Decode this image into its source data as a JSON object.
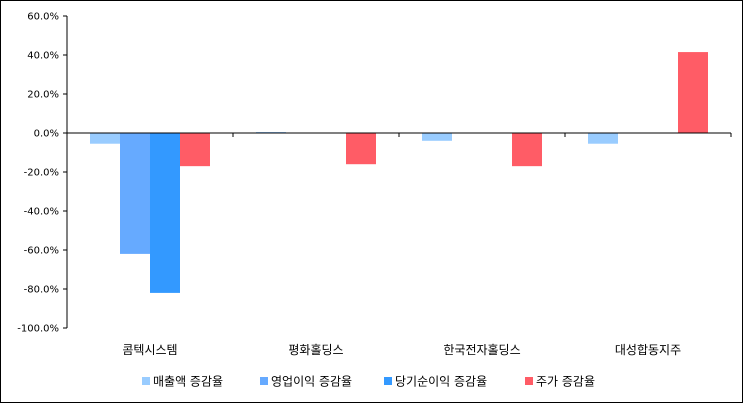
{
  "chart_data": {
    "type": "bar",
    "categories": [
      "콤텍시스템",
      "평화홀딩스",
      "한국전자홀딩스",
      "대성합동지주"
    ],
    "series": [
      {
        "name": "매출액 증감율",
        "color": "#99ccff",
        "values": [
          -5.5,
          0.5,
          -4.0,
          -5.5
        ]
      },
      {
        "name": "영업이익 증감율",
        "color": "#66aaff",
        "values": [
          -62.0,
          0,
          0,
          0
        ]
      },
      {
        "name": "당기순이익 증감율",
        "color": "#3399ff",
        "values": [
          -82.0,
          0,
          0,
          0
        ]
      },
      {
        "name": "주가 증감율",
        "color": "#ff5c66",
        "values": [
          -17.0,
          -16.0,
          -17.0,
          41.5
        ]
      }
    ],
    "ylim": [
      -100,
      60
    ],
    "yticks": [
      60,
      40,
      20,
      0,
      -20,
      -40,
      -60,
      -80,
      -100
    ],
    "ytick_labels": [
      "60.0%",
      "40.0%",
      "20.0%",
      "0.0%",
      "-20.0%",
      "-40.0%",
      "-60.0%",
      "-80.0%",
      "-100.0%"
    ],
    "grid": false,
    "legend_position": "bottom"
  }
}
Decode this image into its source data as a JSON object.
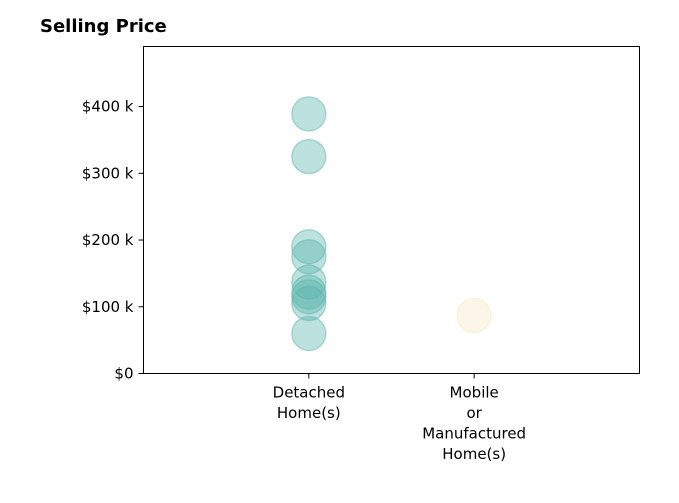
{
  "chart_data": {
    "type": "scatter",
    "title": "Selling Price",
    "xlabel": "",
    "ylabel": "",
    "categories": [
      [
        "Detached",
        "Home(s)"
      ],
      [
        "Mobile",
        "or",
        "Manufactured",
        "Home(s)"
      ]
    ],
    "y_ticks": [
      0,
      100000,
      200000,
      300000,
      400000
    ],
    "y_tick_labels": [
      "$0",
      "$100 k",
      "$200 k",
      "$300 k",
      "$400 k"
    ],
    "ylim": [
      0,
      490000
    ],
    "grid": false,
    "series": [
      {
        "category_index": 0,
        "color": "#5ab4ac",
        "values": [
          389000,
          325000,
          190000,
          175000,
          137000,
          122000,
          115000,
          105000,
          60000
        ]
      },
      {
        "category_index": 1,
        "color": "#f6e8c3",
        "values": [
          87000
        ]
      }
    ]
  }
}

* * *

What to do | Copy the material shown above in full and exactly. Skip the pictures.

Exercise result |
Decode this image into its source data as a JSON object.
{
  "chart_data": {
    "type": "bar",
    "categories": [
      "콤텍시스템",
      "평화홀딩스",
      "한국전자홀딩스",
      "대성합동지주"
    ],
    "series": [
      {
        "name": "매출액 증감율",
        "color": "#99ccff",
        "values": [
          -5.5,
          0.5,
          -4.0,
          -5.5
        ]
      },
      {
        "name": "영업이익 증감율",
        "color": "#66aaff",
        "values": [
          -62.0,
          0,
          0,
          0
        ]
      },
      {
        "name": "당기순이익 증감율",
        "color": "#3399ff",
        "values": [
          -82.0,
          0,
          0,
          0
        ]
      },
      {
        "name": "주가 증감율",
        "color": "#ff5c66",
        "values": [
          -17.0,
          -16.0,
          -17.0,
          41.5
        ]
      }
    ],
    "ylim": [
      -100,
      60
    ],
    "yticks": [
      60,
      40,
      20,
      0,
      -20,
      -40,
      -60,
      -80,
      -100
    ],
    "ytick_labels": [
      "60.0%",
      "40.0%",
      "20.0%",
      "0.0%",
      "-20.0%",
      "-40.0%",
      "-60.0%",
      "-80.0%",
      "-100.0%"
    ],
    "grid": false,
    "legend_position": "bottom"
  }
}
Decode this image into its source data as a JSON object.
{
  "chart_data": {
    "type": "scatter",
    "title": "Selling Price",
    "xlabel": "",
    "ylabel": "",
    "categories": [
      [
        "Detached",
        "Home(s)"
      ],
      [
        "Mobile",
        "or",
        "Manufactured",
        "Home(s)"
      ]
    ],
    "y_ticks": [
      0,
      100000,
      200000,
      300000,
      400000
    ],
    "y_tick_labels": [
      "$0",
      "$100 k",
      "$200 k",
      "$300 k",
      "$400 k"
    ],
    "ylim": [
      0,
      490000
    ],
    "grid": false,
    "series": [
      {
        "category_index": 0,
        "color": "#5ab4ac",
        "values": [
          389000,
          325000,
          190000,
          175000,
          137000,
          122000,
          115000,
          105000,
          60000
        ]
      },
      {
        "category_index": 1,
        "color": "#f6e8c3",
        "values": [
          87000
        ]
      }
    ]
  }
}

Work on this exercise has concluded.